begin DATA LISTING

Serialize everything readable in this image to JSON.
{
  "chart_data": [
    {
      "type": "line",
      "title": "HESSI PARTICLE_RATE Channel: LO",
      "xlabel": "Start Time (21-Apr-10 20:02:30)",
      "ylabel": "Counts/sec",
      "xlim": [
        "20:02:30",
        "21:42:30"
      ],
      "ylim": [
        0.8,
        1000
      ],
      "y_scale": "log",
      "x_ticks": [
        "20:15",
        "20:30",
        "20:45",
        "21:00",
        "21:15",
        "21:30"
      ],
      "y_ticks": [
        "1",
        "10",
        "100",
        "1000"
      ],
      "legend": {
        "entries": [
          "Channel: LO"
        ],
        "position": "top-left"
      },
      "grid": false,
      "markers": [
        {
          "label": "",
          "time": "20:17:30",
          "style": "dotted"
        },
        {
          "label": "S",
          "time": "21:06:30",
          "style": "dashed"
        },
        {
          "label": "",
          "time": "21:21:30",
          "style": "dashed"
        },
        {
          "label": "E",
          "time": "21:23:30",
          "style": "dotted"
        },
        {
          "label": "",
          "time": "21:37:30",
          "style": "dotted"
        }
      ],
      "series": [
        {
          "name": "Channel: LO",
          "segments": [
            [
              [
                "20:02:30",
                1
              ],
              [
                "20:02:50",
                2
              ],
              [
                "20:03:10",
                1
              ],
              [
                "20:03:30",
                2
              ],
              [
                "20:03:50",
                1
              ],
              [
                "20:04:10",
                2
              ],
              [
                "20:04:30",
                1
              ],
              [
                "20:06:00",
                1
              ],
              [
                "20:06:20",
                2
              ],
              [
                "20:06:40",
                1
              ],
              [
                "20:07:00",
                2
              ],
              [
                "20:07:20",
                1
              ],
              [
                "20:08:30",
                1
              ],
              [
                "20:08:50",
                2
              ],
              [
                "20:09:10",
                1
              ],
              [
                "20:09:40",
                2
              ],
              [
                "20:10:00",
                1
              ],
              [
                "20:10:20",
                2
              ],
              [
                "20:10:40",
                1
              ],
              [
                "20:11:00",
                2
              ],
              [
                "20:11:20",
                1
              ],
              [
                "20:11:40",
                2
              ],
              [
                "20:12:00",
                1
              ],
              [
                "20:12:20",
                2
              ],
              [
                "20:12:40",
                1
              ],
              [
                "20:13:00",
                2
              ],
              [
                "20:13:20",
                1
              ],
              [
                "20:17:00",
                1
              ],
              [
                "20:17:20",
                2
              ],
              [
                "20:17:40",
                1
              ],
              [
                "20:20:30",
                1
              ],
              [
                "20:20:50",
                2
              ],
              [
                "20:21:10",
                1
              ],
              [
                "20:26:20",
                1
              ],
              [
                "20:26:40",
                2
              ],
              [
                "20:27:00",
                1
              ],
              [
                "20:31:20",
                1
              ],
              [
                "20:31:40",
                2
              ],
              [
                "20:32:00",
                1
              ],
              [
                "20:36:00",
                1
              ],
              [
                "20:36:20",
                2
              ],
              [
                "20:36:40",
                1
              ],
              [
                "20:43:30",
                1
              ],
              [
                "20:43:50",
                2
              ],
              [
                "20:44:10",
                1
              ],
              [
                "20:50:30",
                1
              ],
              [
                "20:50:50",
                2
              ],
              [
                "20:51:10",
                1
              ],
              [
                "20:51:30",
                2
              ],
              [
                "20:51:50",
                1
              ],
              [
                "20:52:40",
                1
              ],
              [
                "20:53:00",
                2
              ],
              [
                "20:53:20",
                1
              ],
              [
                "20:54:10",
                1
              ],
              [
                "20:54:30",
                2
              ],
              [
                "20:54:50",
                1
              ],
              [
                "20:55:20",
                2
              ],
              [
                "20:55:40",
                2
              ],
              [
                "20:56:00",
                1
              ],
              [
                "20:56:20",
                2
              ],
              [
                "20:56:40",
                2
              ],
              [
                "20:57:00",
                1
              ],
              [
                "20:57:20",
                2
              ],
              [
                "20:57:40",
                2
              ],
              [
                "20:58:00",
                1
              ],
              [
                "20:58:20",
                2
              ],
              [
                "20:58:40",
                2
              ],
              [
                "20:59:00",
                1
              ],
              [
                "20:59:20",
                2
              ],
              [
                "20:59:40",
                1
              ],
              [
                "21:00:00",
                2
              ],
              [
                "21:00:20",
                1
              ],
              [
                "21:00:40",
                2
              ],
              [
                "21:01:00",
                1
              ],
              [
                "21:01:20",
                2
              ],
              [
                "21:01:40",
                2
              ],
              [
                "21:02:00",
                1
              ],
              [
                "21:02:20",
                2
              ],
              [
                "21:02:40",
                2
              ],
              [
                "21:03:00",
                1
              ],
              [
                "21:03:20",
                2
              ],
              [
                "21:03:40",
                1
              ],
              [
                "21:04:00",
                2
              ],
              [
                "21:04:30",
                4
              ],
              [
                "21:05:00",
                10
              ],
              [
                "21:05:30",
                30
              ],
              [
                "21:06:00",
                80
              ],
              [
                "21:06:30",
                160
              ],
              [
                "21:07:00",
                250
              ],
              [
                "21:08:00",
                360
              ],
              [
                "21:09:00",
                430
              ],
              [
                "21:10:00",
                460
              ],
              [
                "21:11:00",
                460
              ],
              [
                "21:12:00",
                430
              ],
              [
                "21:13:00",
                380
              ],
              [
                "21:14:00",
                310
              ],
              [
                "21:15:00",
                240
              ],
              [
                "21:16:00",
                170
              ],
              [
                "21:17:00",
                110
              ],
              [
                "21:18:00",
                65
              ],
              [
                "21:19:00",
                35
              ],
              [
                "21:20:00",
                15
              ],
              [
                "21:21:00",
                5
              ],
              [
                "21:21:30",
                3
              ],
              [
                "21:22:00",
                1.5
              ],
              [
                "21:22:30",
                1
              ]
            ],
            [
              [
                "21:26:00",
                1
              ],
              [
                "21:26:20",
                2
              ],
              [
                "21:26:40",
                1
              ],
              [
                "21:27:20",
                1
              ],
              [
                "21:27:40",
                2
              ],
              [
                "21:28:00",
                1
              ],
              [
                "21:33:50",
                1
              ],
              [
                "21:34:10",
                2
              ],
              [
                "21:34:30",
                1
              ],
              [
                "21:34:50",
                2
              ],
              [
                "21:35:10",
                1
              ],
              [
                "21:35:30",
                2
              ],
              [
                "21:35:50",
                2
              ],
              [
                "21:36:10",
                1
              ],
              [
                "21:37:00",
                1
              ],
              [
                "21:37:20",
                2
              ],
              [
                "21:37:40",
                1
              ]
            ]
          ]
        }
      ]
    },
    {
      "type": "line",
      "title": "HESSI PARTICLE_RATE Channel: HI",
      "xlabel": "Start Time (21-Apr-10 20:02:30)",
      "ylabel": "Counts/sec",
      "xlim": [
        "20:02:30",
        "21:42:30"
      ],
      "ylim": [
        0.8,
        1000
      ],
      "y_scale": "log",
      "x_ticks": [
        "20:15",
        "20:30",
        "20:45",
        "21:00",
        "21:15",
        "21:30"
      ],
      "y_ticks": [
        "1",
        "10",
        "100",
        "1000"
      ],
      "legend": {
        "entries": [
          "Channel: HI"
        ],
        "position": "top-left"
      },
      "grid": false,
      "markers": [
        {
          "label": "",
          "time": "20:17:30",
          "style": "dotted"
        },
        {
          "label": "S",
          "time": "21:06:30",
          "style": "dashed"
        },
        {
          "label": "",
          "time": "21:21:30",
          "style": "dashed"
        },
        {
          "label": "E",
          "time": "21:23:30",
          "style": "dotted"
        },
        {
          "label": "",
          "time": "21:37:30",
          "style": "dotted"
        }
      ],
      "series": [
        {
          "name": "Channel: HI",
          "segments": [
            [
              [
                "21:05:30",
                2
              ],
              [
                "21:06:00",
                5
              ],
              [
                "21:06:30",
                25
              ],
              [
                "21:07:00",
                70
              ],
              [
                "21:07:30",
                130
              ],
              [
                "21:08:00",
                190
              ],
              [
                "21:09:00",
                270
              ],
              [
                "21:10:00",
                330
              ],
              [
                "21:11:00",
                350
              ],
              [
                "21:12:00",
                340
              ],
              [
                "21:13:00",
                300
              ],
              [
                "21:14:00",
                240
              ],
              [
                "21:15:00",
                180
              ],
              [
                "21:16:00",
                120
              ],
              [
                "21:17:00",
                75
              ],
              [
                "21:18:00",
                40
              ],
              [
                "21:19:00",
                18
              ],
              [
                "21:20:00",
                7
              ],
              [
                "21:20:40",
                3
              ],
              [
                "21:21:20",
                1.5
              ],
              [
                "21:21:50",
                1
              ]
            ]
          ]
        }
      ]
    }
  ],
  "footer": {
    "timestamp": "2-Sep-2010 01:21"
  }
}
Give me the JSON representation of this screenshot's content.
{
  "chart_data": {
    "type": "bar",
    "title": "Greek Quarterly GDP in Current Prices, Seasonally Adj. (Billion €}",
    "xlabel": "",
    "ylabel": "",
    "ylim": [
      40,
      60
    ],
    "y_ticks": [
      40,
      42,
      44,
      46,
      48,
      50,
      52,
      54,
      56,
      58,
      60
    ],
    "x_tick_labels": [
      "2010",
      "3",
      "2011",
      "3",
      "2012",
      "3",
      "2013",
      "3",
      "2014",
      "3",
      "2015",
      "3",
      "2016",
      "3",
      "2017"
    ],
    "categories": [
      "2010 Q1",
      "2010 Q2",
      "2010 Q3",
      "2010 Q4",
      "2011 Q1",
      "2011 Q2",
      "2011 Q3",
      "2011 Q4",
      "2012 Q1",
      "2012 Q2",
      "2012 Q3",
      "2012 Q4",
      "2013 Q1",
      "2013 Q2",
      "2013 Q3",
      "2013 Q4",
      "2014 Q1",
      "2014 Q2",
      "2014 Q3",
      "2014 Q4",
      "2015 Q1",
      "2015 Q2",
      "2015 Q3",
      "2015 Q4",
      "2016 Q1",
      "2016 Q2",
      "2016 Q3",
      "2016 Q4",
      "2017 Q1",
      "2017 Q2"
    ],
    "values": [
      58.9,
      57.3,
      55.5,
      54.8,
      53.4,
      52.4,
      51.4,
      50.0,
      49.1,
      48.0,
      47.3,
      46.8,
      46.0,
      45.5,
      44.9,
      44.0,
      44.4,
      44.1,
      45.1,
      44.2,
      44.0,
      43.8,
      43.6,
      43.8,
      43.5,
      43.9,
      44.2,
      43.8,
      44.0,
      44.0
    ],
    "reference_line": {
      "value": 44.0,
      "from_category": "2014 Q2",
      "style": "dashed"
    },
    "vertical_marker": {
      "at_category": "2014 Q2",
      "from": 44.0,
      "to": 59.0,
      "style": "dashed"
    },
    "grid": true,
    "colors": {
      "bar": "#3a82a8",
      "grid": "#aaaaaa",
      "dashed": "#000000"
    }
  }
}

end DATA LISTING

TASK PROMPT:
Wherever "this" shows up in a line, copy that line.

TASK RESULT:
Serialize everything readable in this image to JSON.
Give me the JSON representation of this screenshot's content.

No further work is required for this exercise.